Directions
Check each line of the listing below for the string "grid", and copy the ones that have it.

Records for this exercise
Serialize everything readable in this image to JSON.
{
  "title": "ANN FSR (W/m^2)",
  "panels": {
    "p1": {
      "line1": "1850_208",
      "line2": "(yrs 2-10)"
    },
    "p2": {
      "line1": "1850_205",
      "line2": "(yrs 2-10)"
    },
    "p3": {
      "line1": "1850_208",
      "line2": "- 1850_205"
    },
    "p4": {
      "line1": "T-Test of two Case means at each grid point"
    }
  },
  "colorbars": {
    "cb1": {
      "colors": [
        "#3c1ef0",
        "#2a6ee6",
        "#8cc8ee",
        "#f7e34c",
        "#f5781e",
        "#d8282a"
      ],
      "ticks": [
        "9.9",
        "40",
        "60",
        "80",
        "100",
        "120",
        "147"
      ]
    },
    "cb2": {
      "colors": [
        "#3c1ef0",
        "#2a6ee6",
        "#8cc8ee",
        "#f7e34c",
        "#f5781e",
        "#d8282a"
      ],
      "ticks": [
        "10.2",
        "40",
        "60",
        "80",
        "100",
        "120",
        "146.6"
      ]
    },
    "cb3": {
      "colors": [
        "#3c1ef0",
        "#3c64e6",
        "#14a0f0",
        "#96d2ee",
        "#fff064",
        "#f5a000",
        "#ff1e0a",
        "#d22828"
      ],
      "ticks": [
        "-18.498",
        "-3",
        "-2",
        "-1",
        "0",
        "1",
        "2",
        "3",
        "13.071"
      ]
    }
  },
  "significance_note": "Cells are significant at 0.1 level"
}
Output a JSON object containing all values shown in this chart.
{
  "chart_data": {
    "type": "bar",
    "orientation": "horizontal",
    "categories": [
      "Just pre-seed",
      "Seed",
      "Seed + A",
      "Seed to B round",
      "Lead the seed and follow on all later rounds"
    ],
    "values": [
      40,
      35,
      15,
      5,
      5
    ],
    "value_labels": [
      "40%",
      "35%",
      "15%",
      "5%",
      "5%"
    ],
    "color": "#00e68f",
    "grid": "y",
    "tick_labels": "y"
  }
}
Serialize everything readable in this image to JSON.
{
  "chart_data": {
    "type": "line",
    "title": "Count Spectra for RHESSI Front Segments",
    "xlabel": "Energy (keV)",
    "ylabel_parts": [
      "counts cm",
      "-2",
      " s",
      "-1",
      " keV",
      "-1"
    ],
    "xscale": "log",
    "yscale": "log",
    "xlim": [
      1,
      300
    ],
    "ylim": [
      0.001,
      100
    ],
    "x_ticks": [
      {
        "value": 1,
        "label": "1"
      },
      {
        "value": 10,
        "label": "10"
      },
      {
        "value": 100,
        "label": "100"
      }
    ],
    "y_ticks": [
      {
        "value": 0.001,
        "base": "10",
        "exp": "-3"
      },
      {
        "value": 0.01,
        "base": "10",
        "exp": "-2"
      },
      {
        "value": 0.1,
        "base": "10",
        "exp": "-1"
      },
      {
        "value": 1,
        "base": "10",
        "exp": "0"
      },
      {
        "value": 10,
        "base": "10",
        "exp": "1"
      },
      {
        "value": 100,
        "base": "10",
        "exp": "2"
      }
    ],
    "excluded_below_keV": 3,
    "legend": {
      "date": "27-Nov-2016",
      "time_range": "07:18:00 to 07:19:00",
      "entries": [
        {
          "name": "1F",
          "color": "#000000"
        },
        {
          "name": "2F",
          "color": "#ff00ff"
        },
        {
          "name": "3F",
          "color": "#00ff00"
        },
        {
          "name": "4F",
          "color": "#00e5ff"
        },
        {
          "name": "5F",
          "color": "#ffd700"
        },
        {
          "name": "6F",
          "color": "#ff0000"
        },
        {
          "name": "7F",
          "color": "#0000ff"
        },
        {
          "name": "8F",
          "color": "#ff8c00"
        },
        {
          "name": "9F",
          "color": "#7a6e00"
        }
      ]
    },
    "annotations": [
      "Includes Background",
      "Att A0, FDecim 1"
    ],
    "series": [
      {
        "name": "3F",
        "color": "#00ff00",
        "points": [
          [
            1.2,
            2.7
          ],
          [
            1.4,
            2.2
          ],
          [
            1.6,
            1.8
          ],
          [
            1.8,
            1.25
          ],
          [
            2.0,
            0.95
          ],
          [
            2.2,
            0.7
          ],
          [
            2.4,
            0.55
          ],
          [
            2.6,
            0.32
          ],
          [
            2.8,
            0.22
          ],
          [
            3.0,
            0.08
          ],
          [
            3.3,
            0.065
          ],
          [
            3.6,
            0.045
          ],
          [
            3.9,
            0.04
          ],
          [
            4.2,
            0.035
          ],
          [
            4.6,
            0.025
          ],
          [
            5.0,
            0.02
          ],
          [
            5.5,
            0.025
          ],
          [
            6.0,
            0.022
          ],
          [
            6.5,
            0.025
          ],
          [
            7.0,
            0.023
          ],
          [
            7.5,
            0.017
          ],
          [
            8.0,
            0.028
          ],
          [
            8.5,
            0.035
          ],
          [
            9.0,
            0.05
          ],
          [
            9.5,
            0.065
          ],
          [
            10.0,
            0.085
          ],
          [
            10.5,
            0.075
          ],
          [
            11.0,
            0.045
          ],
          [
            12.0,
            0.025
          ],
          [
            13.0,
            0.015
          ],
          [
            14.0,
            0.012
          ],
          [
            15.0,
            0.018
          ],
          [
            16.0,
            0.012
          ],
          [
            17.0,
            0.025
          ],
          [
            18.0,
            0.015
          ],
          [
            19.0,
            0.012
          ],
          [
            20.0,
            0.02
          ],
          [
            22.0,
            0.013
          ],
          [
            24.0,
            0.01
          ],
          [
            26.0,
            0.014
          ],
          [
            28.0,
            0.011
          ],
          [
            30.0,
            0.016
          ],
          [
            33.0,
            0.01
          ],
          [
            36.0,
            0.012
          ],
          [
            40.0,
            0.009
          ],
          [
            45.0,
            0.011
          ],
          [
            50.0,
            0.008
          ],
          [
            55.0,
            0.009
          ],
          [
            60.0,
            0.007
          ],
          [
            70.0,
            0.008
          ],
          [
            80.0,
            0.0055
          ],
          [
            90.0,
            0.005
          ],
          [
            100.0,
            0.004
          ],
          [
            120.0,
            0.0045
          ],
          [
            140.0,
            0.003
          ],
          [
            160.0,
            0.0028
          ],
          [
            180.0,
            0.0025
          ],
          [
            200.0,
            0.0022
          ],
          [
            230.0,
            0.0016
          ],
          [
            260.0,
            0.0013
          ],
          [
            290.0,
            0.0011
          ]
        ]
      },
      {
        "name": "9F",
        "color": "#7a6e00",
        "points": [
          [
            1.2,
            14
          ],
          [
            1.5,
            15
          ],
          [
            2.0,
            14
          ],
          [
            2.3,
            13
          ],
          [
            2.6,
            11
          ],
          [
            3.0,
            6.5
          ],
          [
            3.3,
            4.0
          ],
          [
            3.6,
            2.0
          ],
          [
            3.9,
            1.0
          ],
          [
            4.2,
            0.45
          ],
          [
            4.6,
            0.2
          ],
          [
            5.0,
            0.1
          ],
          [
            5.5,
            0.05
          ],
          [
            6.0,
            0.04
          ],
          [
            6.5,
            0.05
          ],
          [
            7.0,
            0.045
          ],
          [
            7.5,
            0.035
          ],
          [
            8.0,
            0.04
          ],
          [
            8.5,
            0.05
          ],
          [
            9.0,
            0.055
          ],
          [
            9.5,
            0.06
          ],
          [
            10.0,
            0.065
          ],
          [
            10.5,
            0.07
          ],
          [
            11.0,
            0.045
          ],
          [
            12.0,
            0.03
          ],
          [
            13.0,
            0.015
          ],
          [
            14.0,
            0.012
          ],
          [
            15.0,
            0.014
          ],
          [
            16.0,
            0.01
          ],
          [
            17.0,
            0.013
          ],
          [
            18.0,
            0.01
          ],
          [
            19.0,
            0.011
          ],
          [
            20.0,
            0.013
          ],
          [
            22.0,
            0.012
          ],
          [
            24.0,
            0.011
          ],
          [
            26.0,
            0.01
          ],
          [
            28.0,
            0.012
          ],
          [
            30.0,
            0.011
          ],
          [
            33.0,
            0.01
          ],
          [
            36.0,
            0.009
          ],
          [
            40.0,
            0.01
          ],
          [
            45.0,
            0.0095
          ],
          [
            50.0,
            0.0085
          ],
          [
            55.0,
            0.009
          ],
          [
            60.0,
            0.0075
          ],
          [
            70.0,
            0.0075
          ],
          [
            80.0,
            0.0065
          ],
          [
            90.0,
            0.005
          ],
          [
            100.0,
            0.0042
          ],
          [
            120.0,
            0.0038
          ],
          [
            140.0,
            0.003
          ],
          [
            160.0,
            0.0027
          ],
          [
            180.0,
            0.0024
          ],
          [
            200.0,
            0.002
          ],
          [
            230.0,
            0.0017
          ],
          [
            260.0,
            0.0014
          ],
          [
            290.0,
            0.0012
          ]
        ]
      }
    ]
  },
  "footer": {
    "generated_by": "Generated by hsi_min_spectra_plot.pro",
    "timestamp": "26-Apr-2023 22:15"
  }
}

Solved problem
      "line1": "T-Test of two Case means at each grid point"
    "grid": "y",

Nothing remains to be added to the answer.